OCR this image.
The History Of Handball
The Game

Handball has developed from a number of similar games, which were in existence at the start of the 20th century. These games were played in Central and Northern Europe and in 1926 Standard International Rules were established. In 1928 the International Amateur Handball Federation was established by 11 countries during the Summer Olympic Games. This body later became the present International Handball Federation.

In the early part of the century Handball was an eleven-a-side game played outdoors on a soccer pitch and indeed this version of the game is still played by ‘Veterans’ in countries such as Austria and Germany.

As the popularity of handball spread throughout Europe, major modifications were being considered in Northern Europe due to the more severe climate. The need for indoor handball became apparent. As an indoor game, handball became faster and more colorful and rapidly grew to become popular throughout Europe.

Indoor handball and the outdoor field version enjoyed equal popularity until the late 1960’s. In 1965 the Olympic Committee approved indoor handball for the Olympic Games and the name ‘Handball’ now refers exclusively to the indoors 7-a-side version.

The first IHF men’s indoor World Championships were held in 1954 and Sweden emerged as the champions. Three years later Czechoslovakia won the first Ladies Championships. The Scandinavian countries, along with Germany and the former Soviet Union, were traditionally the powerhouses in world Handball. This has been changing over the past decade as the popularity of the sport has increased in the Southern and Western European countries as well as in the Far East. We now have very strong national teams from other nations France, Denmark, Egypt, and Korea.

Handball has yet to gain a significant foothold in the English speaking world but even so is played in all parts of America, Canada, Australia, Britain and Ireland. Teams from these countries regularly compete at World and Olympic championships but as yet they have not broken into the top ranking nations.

-.-.-

Written problem: Show all lines in the entries above where the word "World" appears.

Output below:
The first IHF men’s indoor World Championships were held in 1954 and Sweden emerged as the champions. Three years later Czechoslovakia won the first Ladies Championships. The Scandinavian countries, along with Germany and the former Soviet Union, were traditionally the powerhouses in world Handball. This has been changing over the past decade as the popularity of the sport has increased in the Southern and Western European countries as well as in the Far East. We now have very strong national teams from other nations France, Denmark, Egypt, and Korea.
Handball has yet to gain a significant foothold in the English speaking world but even so is played in all parts of America, Canada, Australia, Britain and Ireland. Teams from these countries regularly compete at World and Olympic championships but as yet they have not broken into the top ranking nations.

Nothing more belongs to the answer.